_Exercise objective_: Write out the entries below once more, exactly, with the pictures left out.

_Entries shown_:
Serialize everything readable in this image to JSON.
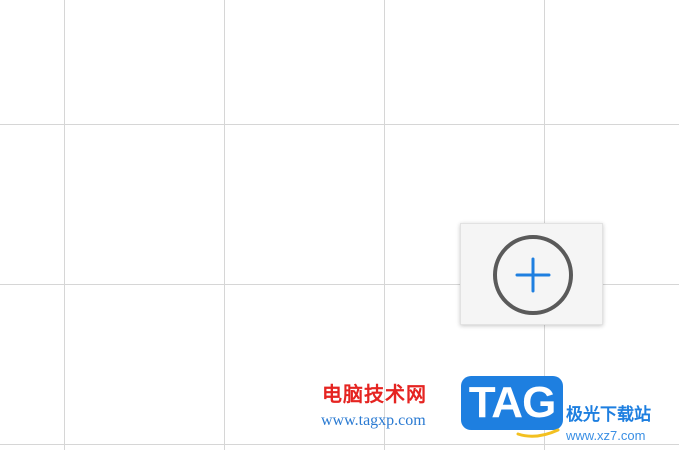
{
  "canvas": {
    "grid_color": "#d6d6d6",
    "background": "#ffffff"
  },
  "add_button": {
    "icon": "plus-circle-icon",
    "ring_color": "#5a5a5a",
    "plus_color": "#1e7fe0"
  },
  "watermark": {
    "site_name": "电脑技术网",
    "site_url": "www.tagxp.com",
    "logo_text": "TAG",
    "brand_cn": "极光下载站",
    "brand_url": "www.xz7.com"
  }
}
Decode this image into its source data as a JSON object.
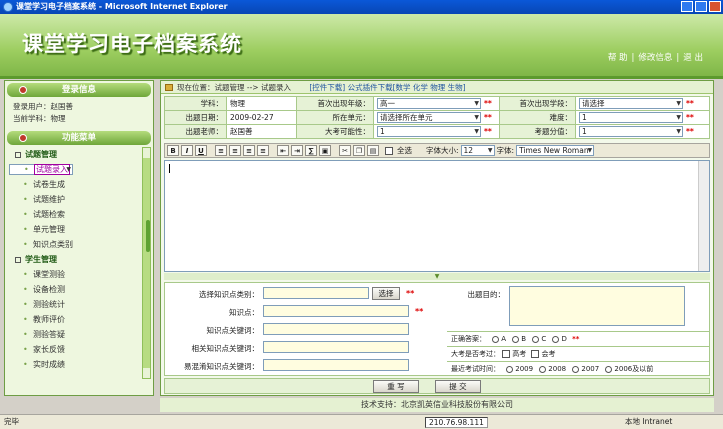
{
  "window": {
    "title": "课堂学习电子档案系统 - Microsoft Internet Explorer"
  },
  "header": {
    "app_title": "课堂学习电子档案系统",
    "menu": [
      "帮 助",
      "修改信息",
      "退 出"
    ]
  },
  "login": {
    "heading": "登录信息",
    "user_line": "登录用户：赵国善",
    "subject_line": "当前学科：物理"
  },
  "function_menu": {
    "heading": "功能菜单",
    "groups": [
      {
        "label": "试题管理",
        "items": [
          "试题录入",
          "试卷生成",
          "试题维护",
          "试题检索",
          "单元管理",
          "知识点类别"
        ]
      },
      {
        "label": "学生管理",
        "items": [
          "课堂测验",
          "设备检测",
          "测验统计",
          "教师评价",
          "测验答疑",
          "家长反馈",
          "实时成绩"
        ]
      }
    ]
  },
  "breadcrumb": {
    "text": "现在位置：试题管理 --> 试题录入",
    "links": "[控件下载] 公式插件下载[数学 化学 物理 生物]"
  },
  "form": {
    "subject_label": "学科：",
    "subject_value": "物理",
    "first_grade_label": "首次出现年级：",
    "first_grade_value": "高一",
    "first_term_label": "首次出现学段：",
    "first_term_value": "请选择",
    "date_label": "出题日期：",
    "date_value": "2009-02-27",
    "unit_label": "所在单元：",
    "unit_value": "请选择所在单元",
    "difficulty_label": "难度：",
    "difficulty_value": "1",
    "teacher_label": "出题老师：",
    "teacher_value": "赵国善",
    "possibility_label": "大考可能性：",
    "possibility_value": "1",
    "score_label": "考题分值：",
    "score_value": "1",
    "star": "**"
  },
  "toolbar": {
    "bold": "B",
    "italic": "I",
    "underline": "U",
    "select_all": "全选",
    "font_size_label": "字体大小:",
    "font_size_value": "12",
    "font_label": "字体:",
    "font_value": "Times New Roman"
  },
  "lower": {
    "kp_category_label": "选择知识点类别：",
    "select_button": "选择",
    "kp_label": "知识点：",
    "kp_keyword_label": "知识点关键词：",
    "related_kp_label": "相关知识点关键词：",
    "confusable_kp_label": "易混淆知识点关键词：",
    "purpose_label": "出题目的：",
    "answer_label": "正确答案：",
    "answer_options": [
      "A",
      "B",
      "C",
      "D"
    ],
    "exam_label": "大考是否考过：",
    "exam_options": [
      "高考",
      "会考"
    ],
    "recent_label": "最近考试时间：",
    "recent_options": [
      "2009",
      "2008",
      "2007",
      "2006及以前"
    ],
    "rewrite_button": "重 写",
    "submit_button": "提 交"
  },
  "footer": {
    "text": "技术支持：北京凯英信业科技股份有限公司"
  },
  "status": {
    "left": "完毕",
    "ip": "210.76.98.111",
    "zone": "本地 Intranet"
  }
}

_Finished answer_:
Serialize everything readable in this image to JSON.
{
  "canvas": {
    "grid_color": "#d6d6d6",
    "background": "#ffffff"
  },
  "add_button": {
    "icon": "plus-circle-icon",
    "ring_color": "#5a5a5a",
    "plus_color": "#1e7fe0"
  },
  "watermark": {
    "site_name": "电脑技术网",
    "site_url": "www.tagxp.com",
    "logo_text": "TAG",
    "brand_cn": "极光下载站",
    "brand_url": "www.xz7.com"
  }
}
Decode this image into its source data as a JSON object.
{
  "window": {
    "title": "课堂学习电子档案系统 - Microsoft Internet Explorer"
  },
  "header": {
    "app_title": "课堂学习电子档案系统",
    "menu": [
      "帮 助",
      "修改信息",
      "退 出"
    ]
  },
  "login": {
    "heading": "登录信息",
    "user_line": "登录用户：赵国善",
    "subject_line": "当前学科：物理"
  },
  "function_menu": {
    "heading": "功能菜单",
    "groups": [
      {
        "label": "试题管理",
        "items": [
          "试题录入",
          "试卷生成",
          "试题维护",
          "试题检索",
          "单元管理",
          "知识点类别"
        ]
      },
      {
        "label": "学生管理",
        "items": [
          "课堂测验",
          "设备检测",
          "测验统计",
          "教师评价",
          "测验答疑",
          "家长反馈",
          "实时成绩"
        ]
      }
    ]
  },
  "breadcrumb": {
    "text": "现在位置：试题管理 --> 试题录入",
    "links": "[控件下载] 公式插件下载[数学 化学 物理 生物]"
  },
  "form": {
    "subject_label": "学科：",
    "subject_value": "物理",
    "first_grade_label": "首次出现年级：",
    "first_grade_value": "高一",
    "first_term_label": "首次出现学段：",
    "first_term_value": "请选择",
    "date_label": "出题日期：",
    "date_value": "2009-02-27",
    "unit_label": "所在单元：",
    "unit_value": "请选择所在单元",
    "difficulty_label": "难度：",
    "difficulty_value": "1",
    "teacher_label": "出题老师：",
    "teacher_value": "赵国善",
    "possibility_label": "大考可能性：",
    "possibility_value": "1",
    "score_label": "考题分值：",
    "score_value": "1",
    "star": "**"
  },
  "toolbar": {
    "bold": "B",
    "italic": "I",
    "underline": "U",
    "select_all": "全选",
    "font_size_label": "字体大小:",
    "font_size_value": "12",
    "font_label": "字体:",
    "font_value": "Times New Roman"
  },
  "lower": {
    "kp_category_label": "选择知识点类别：",
    "select_button": "选择",
    "kp_label": "知识点：",
    "kp_keyword_label": "知识点关键词：",
    "related_kp_label": "相关知识点关键词：",
    "confusable_kp_label": "易混淆知识点关键词：",
    "purpose_label": "出题目的：",
    "answer_label": "正确答案：",
    "answer_options": [
      "A",
      "B",
      "C",
      "D"
    ],
    "exam_label": "大考是否考过：",
    "exam_options": [
      "高考",
      "会考"
    ],
    "recent_label": "最近考试时间：",
    "recent_options": [
      "2009",
      "2008",
      "2007",
      "2006及以前"
    ],
    "rewrite_button": "重 写",
    "submit_button": "提 交"
  },
  "footer": {
    "text": "技术支持：北京凯英信业科技股份有限公司"
  },
  "status": {
    "left": "完毕",
    "ip": "210.76.98.111",
    "zone": "本地 Intranet"
  }
}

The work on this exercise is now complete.